(Data listing)
-- Begin --
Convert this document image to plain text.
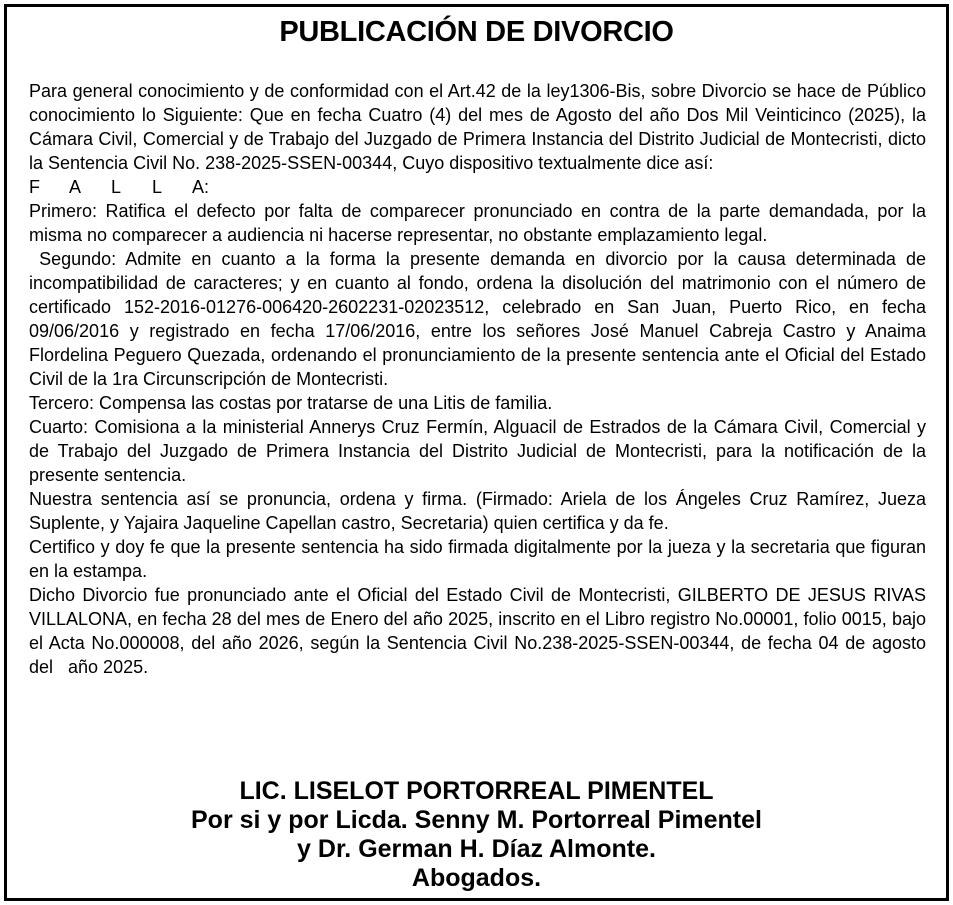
PUBLICACIÓN DE DIVORCIO

Para general conocimiento y de conformidad con el Art.42 de la ley1306-Bis, sobre Divorcio se hace de Público conocimiento lo Siguiente: Que en fecha Cuatro (4) del mes de Agosto del año Dos Mil Veinticinco (2025), la Cámara Civil, Comercial y de Trabajo del Juzgado de Primera Instancia del Distrito Judicial de Montecristi, dicto la Sentencia Civil No. 238-2025-SSEN-00344, Cuyo dispositivo textualmente dice así:

F A L L A:

Primero: Ratifica el defecto por falta de comparecer pronunciado en contra de la parte demandada, por la misma no comparecer a audiencia ni hacerse representar, no obstante emplazamiento legal.

Segundo: Admite en cuanto a la forma la presente demanda en divorcio por la causa determinada de incompatibilidad de caracteres; y en cuanto al fondo, ordena la disolución del matrimonio con el número de certificado 152-2016-01276-006420-2602231-02023512, celebrado en San Juan, Puerto Rico, en fecha 09/06/2016 y registrado en fecha 17/06/2016, entre los señores José Manuel Cabreja Castro y Anaima Flordelina Peguero Quezada, ordenando el pronunciamiento de la presente sentencia ante el Oficial del Estado Civil de la 1ra Circunscripción de Montecristi.

Tercero: Compensa las costas por tratarse de una Litis de familia.

Cuarto: Comisiona a la ministerial Annerys Cruz Fermín, Alguacil de Estrados de la Cámara Civil, Comercial y de Trabajo del Juzgado de Primera Instancia del Distrito Judicial de Montecristi, para la notificación de la presente sentencia.

Nuestra sentencia así se pronuncia, ordena y firma. (Firmado: Ariela de los Ángeles Cruz Ramírez, Jueza Suplente, y Yajaira Jaqueline Capellan castro, Secretaria) quien certifica y da fe.

Certifico y doy fe que la presente sentencia ha sido firmada digitalmente por la jueza y la secretaria que figuran en la estampa.

Dicho Divorcio fue pronunciado ante el Oficial del Estado Civil de Montecristi, GILBERTO DE JESUS RIVAS VILLALONA, en fecha 28 del mes de Enero del año 2025, inscrito en el Libro registro No.00001, folio 0015, bajo el Acta No.000008, del año 2026, según la Sentencia Civil No.238-2025-SSEN-00344, de fecha 04 de agosto del   año 2025.

LIC. LISELOT PORTORREAL PIMENTEL
Por si y por Licda. Senny M. Portorreal Pimentel
y Dr. German H. Díaz Almonte.
Abogados.
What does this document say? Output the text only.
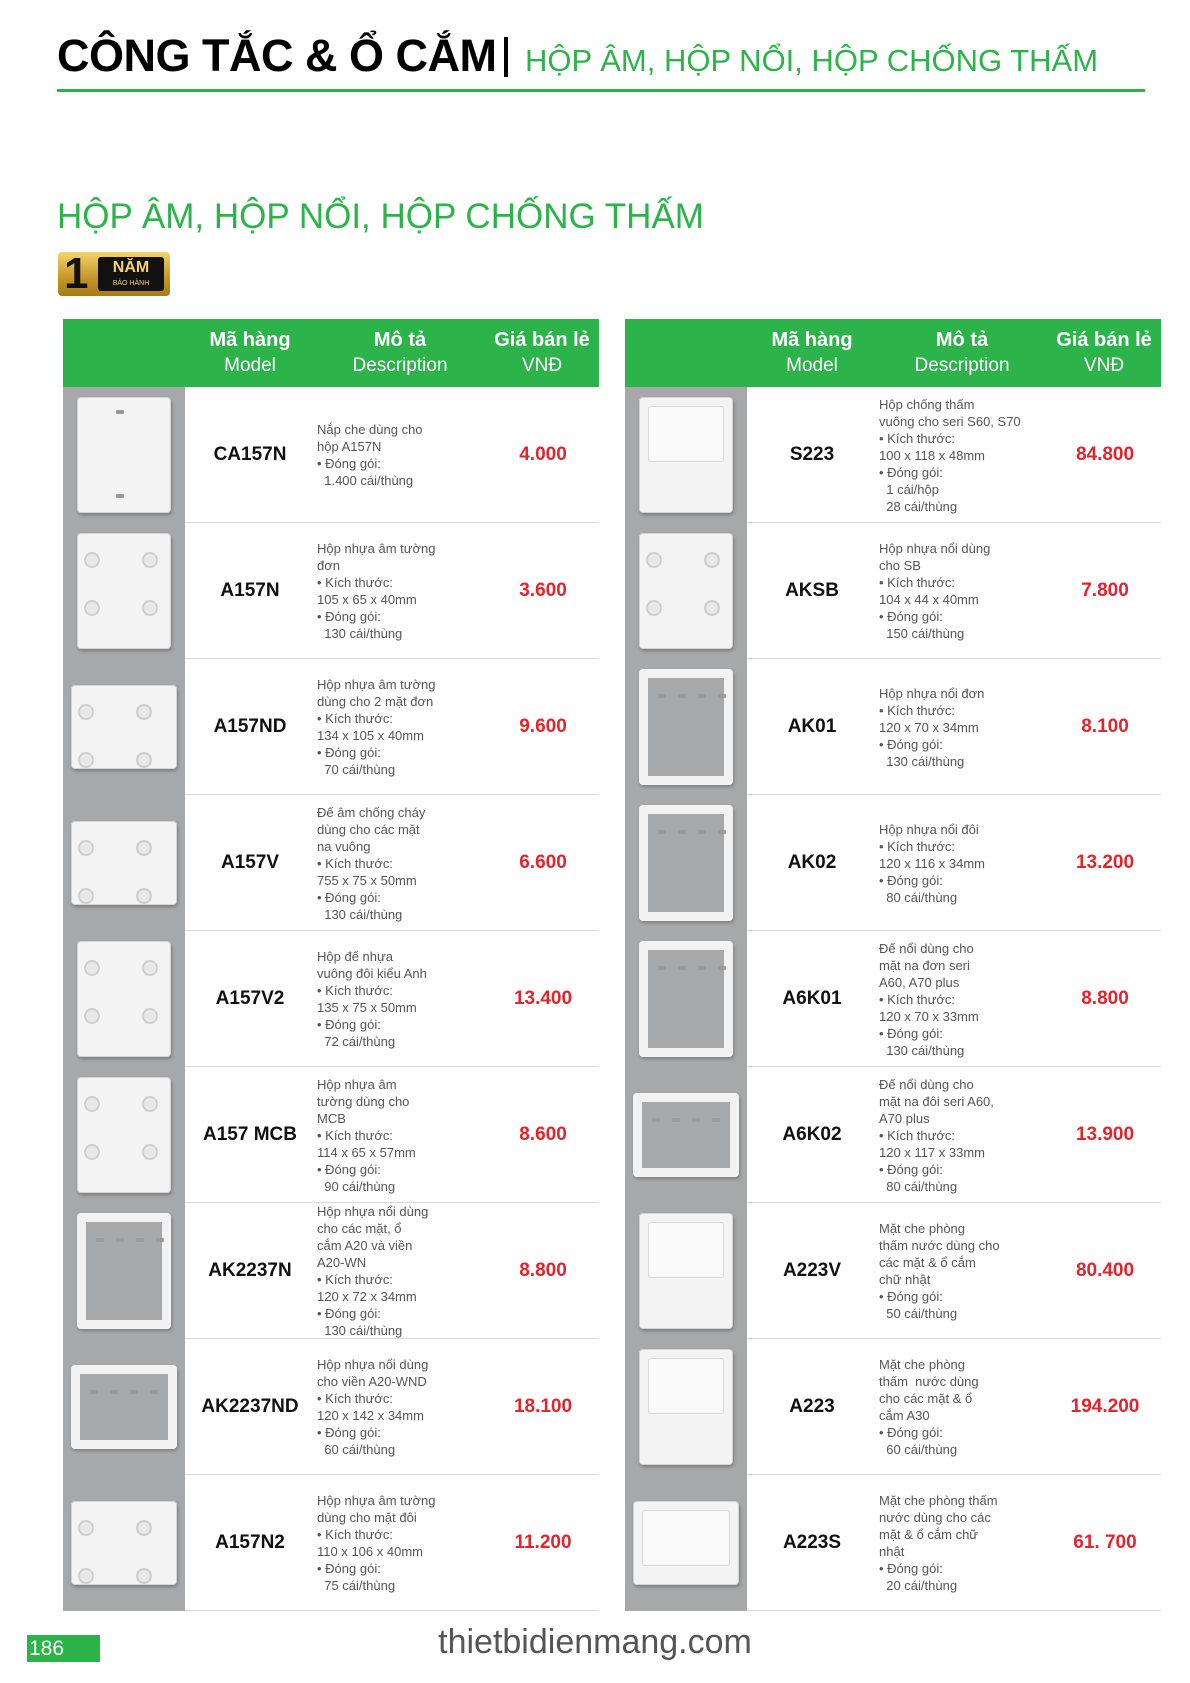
CÔNG TẮC & Ổ CẮM HỘP ÂM, HỘP NỔI, HỘP CHỐNG THẤM
HỘP ÂM, HỘP NỔI, HỘP CHỐNG THẤM
1	NĂM
BẢO HÀNH
Mã hàng
Model
Mô tả
Description
Giá bán lẻ
VNĐ
CA157N
Nắp che dùng cho
hộp A157N
• Đóng gói:
1.400 cái/thùng
4.000
A157N
Hộp nhựa âm tường
đơn
• Kích thước:
105 x 65 x 40mm
• Đóng gói:
130 cái/thùng
3.600
A157ND
Hộp nhựa âm tường
dùng cho 2 mặt đơn
• Kích thước:
134 x 105 x 40mm
• Đóng gói:
70 cái/thùng
9.600
A157V
Đế âm chống cháy
dùng cho các mặt
na vuông
• Kích thước:
755 x 75 x 50mm
• Đóng gói:
130 cái/thùng
6.600
A157V2
Hộp đế nhựa
vuông đôi kiểu Anh
• Kích thước:
135 x 75 x 50mm
• Đóng gói:
72 cái/thùng
13.400
A157 MCB
Hộp nhựa âm
tường dùng cho
MCB
• Kích thước:
114 x 65 x 57mm
• Đóng gói:
90 cái/thùng
8.600
AK2237N
Hộp nhựa nổi dùng
cho các mặt, ổ
cắm A20 và viền
A20-WN
• Kích thước:
120 x 72 x 34mm
• Đóng gói:
130 cái/thùng
8.800
AK2237ND
Hộp nhựa nổi dùng
cho viền A20-WND
• Kích thước:
120 x 142 x 34mm
• Đóng gói:
60 cái/thùng
18.100
A157N2
Hộp nhựa âm tường
dùng cho mặt đôi
• Kích thước:
110 x 106 x 40mm
• Đóng gói:
75 cái/thùng
11.200
Mã hàng
Model
Mô tả
Description
Giá bán lẻ
VNĐ
S223
Hộp chống thấm
vuông cho seri S60, S70
• Kích thước:
100 x 118 x 48mm
• Đóng gói:
1 cái/hộp
28 cái/thùng
84.800
AKSB
Hộp nhựa nổi dùng
cho SB
• Kích thước:
104 x 44 x 40mm
• Đóng gói:
150 cái/thùng
7.800
AK01
Hộp nhựa nổi đơn
• Kích thước:
120 x 70 x 34mm
• Đóng gói:
130 cái/thùng
8.100
AK02
Hộp nhựa nổi đôi
• Kích thước:
120 x 116 x 34mm
• Đóng gói:
80 cái/thùng
13.200
A6K01
Đế nổi dùng cho
mặt na đơn seri
A60, A70 plus
• Kích thước:
120 x 70 x 33mm
• Đóng gói:
130 cái/thùng
8.800
A6K02
Đế nổi dùng cho
mặt na đôi seri A60,
A70 plus
• Kích thước:
120 x 117 x 33mm
• Đóng gói:
80 cái/thùng
13.900
A223V
Mặt che phòng
thấm nước dùng cho
các mặt & ổ cắm
chữ nhật
• Đóng gói:
50 cái/thùng
80.400
A223
Mặt che phòng
thấm  nước dùng
cho các mặt & ổ
cắm A30
• Đóng gói:
60 cái/thùng
194.200
A223S
Mặt che phòng thấm
nước dùng cho các
mặt & ổ cắm chữ
nhật
• Đóng gói:
20 cái/thùng
61. 700
186	thietbidienmang.com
-- End --
Directions: Every record above should be written out again exactly; the pictures stay out of the copy.

Worked solution:
Convert this document image to plain text.
PUBLICACIÓN DE DIVORCIO

Para general conocimiento y de conformidad con el Art.42 de la ley1306-Bis, sobre Divorcio se hace de Público conocimiento lo Siguiente: Que en fecha Cuatro (4) del mes de Agosto del año Dos Mil Veinticinco (2025), la Cámara Civil, Comercial y de Trabajo del Juzgado de Primera Instancia del Distrito Judicial de Montecristi, dicto la Sentencia Civil No. 238-2025-SSEN-00344, Cuyo dispositivo textualmente dice así:

F A L L A:

Primero: Ratifica el defecto por falta de comparecer pronunciado en contra de la parte demandada, por la misma no comparecer a audiencia ni hacerse representar, no obstante emplazamiento legal.

Segundo: Admite en cuanto a la forma la presente demanda en divorcio por la causa determinada de incompatibilidad de caracteres; y en cuanto al fondo, ordena la disolución del matrimonio con el número de certificado 152-2016-01276-006420-2602231-02023512, celebrado en San Juan, Puerto Rico, en fecha 09/06/2016 y registrado en fecha 17/06/2016, entre los señores José Manuel Cabreja Castro y Anaima Flordelina Peguero Quezada, ordenando el pronunciamiento de la presente sentencia ante el Oficial del Estado Civil de la 1ra Circunscripción de Montecristi.

Tercero: Compensa las costas por tratarse de una Litis de familia.

Cuarto: Comisiona a la ministerial Annerys Cruz Fermín, Alguacil de Estrados de la Cámara Civil, Comercial y de Trabajo del Juzgado de Primera Instancia del Distrito Judicial de Montecristi, para la notificación de la presente sentencia.

Nuestra sentencia así se pronuncia, ordena y firma. (Firmado: Ariela de los Ángeles Cruz Ramírez, Jueza Suplente, y Yajaira Jaqueline Capellan castro, Secretaria) quien certifica y da fe.

Certifico y doy fe que la presente sentencia ha sido firmada digitalmente por la jueza y la secretaria que figuran en la estampa.

Dicho Divorcio fue pronunciado ante el Oficial del Estado Civil de Montecristi, GILBERTO DE JESUS RIVAS VILLALONA, en fecha 28 del mes de Enero del año 2025, inscrito en el Libro registro No.00001, folio 0015, bajo el Acta No.000008, del año 2026, según la Sentencia Civil No.238-2025-SSEN-00344, de fecha 04 de agosto del   año 2025.

LIC. LISELOT PORTORREAL PIMENTEL
Por si y por Licda. Senny M. Portorreal Pimentel
y Dr. German H. Díaz Almonte.
Abogados.
What does this document say? Output the text only.
CÔNG TẮC & Ổ CẮM HỘP ÂM, HỘP NỔI, HỘP CHỐNG THẤM
HỘP ÂM, HỘP NỔI, HỘP CHỐNG THẤM
1	NĂM
BẢO HÀNH
Mã hàng
Model
Mô tả
Description
Giá bán lẻ
VNĐ
CA157N
Nắp che dùng cho
hộp A157N
• Đóng gói:
1.400 cái/thùng
4.000
A157N
Hộp nhựa âm tường
đơn
• Kích thước:
105 x 65 x 40mm
• Đóng gói:
130 cái/thùng
3.600
A157ND
Hộp nhựa âm tường
dùng cho 2 mặt đơn
• Kích thước:
134 x 105 x 40mm
• Đóng gói:
70 cái/thùng
9.600
A157V
Đế âm chống cháy
dùng cho các mặt
na vuông
• Kích thước:
755 x 75 x 50mm
• Đóng gói:
130 cái/thùng
6.600
A157V2
Hộp đế nhựa
vuông đôi kiểu Anh
• Kích thước:
135 x 75 x 50mm
• Đóng gói:
72 cái/thùng
13.400
A157 MCB
Hộp nhựa âm
tường dùng cho
MCB
• Kích thước:
114 x 65 x 57mm
• Đóng gói:
90 cái/thùng
8.600
AK2237N
Hộp nhựa nổi dùng
cho các mặt, ổ
cắm A20 và viền
A20-WN
• Kích thước:
120 x 72 x 34mm
• Đóng gói:
130 cái/thùng
8.800
AK2237ND
Hộp nhựa nổi dùng
cho viền A20-WND
• Kích thước:
120 x 142 x 34mm
• Đóng gói:
60 cái/thùng
18.100
A157N2
Hộp nhựa âm tường
dùng cho mặt đôi
• Kích thước:
110 x 106 x 40mm
• Đóng gói:
75 cái/thùng
11.200
Mã hàng
Model
Mô tả
Description
Giá bán lẻ
VNĐ
S223
Hộp chống thấm
vuông cho seri S60, S70
• Kích thước:
100 x 118 x 48mm
• Đóng gói:
1 cái/hộp
28 cái/thùng
84.800
AKSB
Hộp nhựa nổi dùng
cho SB
• Kích thước:
104 x 44 x 40mm
• Đóng gói:
150 cái/thùng
7.800
AK01
Hộp nhựa nổi đơn
• Kích thước:
120 x 70 x 34mm
• Đóng gói:
130 cái/thùng
8.100
AK02
Hộp nhựa nổi đôi
• Kích thước:
120 x 116 x 34mm
• Đóng gói:
80 cái/thùng
13.200
A6K01
Đế nổi dùng cho
mặt na đơn seri
A60, A70 plus
• Kích thước:
120 x 70 x 33mm
• Đóng gói:
130 cái/thùng
8.800
A6K02
Đế nổi dùng cho
mặt na đôi seri A60,
A70 plus
• Kích thước:
120 x 117 x 33mm
• Đóng gói:
80 cái/thùng
13.900
A223V
Mặt che phòng
thấm nước dùng cho
các mặt & ổ cắm
chữ nhật
• Đóng gói:
50 cái/thùng
80.400
A223
Mặt che phòng
thấm  nước dùng
cho các mặt & ổ
cắm A30
• Đóng gói:
60 cái/thùng
194.200
A223S
Mặt che phòng thấm
nước dùng cho các
mặt & ổ cắm chữ
nhật
• Đóng gói:
20 cái/thùng
61. 700
186	thietbidienmang.com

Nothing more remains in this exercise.